▶ [Given exercise] Return each line containing the string "image".
-------- The input
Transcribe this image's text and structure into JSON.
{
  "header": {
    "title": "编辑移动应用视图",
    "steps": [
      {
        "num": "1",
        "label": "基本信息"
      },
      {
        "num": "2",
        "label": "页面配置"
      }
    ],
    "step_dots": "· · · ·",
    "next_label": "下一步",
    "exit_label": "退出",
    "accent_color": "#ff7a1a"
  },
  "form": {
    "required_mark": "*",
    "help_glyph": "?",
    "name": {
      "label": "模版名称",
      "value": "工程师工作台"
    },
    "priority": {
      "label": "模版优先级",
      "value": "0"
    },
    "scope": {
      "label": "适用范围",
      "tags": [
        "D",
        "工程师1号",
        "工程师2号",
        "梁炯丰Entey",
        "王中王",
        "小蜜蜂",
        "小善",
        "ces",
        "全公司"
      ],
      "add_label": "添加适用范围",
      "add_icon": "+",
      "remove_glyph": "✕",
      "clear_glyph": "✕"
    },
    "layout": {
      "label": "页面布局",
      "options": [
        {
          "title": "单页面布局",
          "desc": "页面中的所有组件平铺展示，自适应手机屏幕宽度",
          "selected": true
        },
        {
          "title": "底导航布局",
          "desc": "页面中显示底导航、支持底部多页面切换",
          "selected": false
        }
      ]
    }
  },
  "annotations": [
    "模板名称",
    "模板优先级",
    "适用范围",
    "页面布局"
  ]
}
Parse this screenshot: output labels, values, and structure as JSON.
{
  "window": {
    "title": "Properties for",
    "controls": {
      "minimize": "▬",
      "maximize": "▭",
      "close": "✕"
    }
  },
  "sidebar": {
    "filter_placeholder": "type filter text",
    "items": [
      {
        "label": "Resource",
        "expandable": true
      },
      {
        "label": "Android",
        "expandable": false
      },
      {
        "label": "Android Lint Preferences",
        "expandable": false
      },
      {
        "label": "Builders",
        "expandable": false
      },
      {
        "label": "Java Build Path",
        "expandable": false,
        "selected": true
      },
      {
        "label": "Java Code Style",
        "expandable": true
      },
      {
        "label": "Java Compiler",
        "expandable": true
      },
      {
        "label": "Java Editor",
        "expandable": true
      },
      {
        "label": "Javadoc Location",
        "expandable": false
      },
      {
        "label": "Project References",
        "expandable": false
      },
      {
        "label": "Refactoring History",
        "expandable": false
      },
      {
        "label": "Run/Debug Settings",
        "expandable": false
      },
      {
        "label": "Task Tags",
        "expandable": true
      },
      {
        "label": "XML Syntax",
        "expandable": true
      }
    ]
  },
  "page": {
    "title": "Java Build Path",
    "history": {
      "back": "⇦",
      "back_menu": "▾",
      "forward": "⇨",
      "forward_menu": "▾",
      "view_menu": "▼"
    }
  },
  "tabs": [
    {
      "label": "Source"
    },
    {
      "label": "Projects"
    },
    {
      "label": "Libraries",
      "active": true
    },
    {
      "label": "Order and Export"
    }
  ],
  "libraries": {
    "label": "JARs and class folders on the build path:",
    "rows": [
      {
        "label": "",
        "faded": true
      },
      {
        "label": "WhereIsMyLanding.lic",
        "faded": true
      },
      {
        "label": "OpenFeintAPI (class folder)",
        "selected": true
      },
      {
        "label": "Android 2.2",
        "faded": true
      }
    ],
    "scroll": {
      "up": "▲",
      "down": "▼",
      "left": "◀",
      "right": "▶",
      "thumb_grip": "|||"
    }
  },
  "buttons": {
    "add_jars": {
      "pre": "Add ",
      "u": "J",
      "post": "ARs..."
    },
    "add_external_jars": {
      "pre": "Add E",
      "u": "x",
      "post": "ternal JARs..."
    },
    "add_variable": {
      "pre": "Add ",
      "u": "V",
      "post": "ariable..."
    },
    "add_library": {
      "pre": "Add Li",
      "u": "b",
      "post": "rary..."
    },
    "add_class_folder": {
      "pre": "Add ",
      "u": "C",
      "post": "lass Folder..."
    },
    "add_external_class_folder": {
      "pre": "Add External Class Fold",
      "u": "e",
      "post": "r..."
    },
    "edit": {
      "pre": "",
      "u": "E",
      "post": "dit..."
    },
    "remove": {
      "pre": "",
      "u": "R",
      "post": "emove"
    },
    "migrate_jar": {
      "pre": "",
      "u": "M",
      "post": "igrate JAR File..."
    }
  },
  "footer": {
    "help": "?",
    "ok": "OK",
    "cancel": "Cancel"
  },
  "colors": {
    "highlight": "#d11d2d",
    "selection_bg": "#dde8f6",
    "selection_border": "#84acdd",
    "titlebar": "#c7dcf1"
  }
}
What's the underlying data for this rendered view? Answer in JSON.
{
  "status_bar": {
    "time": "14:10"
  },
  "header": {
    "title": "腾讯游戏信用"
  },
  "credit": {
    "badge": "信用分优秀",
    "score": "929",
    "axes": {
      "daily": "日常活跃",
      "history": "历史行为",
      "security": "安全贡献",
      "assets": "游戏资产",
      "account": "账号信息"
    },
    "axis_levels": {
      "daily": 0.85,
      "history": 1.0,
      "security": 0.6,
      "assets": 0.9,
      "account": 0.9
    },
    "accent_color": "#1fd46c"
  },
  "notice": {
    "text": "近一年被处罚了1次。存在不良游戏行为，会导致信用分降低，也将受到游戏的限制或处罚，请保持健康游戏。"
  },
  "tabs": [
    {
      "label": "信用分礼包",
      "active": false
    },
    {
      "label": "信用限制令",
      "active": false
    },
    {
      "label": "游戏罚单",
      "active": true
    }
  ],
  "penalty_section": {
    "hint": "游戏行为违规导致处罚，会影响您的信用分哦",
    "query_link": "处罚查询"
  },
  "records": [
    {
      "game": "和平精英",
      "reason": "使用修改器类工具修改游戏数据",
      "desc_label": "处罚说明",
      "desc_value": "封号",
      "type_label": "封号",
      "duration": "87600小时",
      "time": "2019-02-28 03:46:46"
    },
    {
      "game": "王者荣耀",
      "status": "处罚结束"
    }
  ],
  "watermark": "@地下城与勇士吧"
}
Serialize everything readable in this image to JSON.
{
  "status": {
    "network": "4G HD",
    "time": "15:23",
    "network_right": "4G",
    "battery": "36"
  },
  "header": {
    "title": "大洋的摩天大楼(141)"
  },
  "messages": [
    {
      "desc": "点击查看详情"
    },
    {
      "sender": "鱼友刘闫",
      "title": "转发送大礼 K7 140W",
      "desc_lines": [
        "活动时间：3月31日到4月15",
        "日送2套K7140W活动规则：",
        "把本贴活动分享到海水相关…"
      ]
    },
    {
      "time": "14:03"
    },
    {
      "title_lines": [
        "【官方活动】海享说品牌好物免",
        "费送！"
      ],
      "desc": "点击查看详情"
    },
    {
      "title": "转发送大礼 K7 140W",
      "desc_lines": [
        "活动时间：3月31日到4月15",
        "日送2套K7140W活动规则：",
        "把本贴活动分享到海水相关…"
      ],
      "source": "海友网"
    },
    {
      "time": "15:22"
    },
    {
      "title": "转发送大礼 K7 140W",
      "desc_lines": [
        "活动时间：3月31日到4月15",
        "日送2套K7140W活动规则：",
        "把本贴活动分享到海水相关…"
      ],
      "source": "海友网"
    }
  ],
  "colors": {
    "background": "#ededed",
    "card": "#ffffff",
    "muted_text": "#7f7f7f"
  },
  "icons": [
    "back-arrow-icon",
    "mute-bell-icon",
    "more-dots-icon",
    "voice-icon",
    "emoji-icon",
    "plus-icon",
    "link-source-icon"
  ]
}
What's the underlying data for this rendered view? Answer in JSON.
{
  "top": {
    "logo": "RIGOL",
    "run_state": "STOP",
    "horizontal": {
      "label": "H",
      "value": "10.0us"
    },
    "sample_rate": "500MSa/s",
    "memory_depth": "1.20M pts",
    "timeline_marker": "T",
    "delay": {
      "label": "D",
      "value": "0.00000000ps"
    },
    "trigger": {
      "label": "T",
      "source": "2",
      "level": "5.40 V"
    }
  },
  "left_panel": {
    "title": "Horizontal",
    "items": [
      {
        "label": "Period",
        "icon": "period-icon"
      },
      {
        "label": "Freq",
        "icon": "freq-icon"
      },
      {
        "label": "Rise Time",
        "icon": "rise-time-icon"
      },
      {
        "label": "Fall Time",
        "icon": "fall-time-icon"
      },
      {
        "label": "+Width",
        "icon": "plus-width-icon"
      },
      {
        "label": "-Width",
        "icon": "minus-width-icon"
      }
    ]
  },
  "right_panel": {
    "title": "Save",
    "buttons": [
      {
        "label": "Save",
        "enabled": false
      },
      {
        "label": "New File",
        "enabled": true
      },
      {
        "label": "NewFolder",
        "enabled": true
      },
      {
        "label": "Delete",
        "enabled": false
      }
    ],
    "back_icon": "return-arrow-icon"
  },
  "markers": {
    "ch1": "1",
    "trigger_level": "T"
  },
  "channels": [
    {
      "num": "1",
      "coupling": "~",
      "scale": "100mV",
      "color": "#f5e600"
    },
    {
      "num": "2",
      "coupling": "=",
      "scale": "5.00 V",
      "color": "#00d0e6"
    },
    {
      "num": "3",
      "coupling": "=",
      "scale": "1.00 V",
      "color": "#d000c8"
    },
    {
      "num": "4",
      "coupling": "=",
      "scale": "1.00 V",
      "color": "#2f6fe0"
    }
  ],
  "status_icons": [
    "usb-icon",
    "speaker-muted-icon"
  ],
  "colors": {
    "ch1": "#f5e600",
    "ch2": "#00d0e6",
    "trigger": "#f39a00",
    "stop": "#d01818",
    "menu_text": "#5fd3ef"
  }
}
----------------
▶ [Exercise result]
Transcribe this image's text and structure into JSON.
Serialize everything readable in this image to JSON.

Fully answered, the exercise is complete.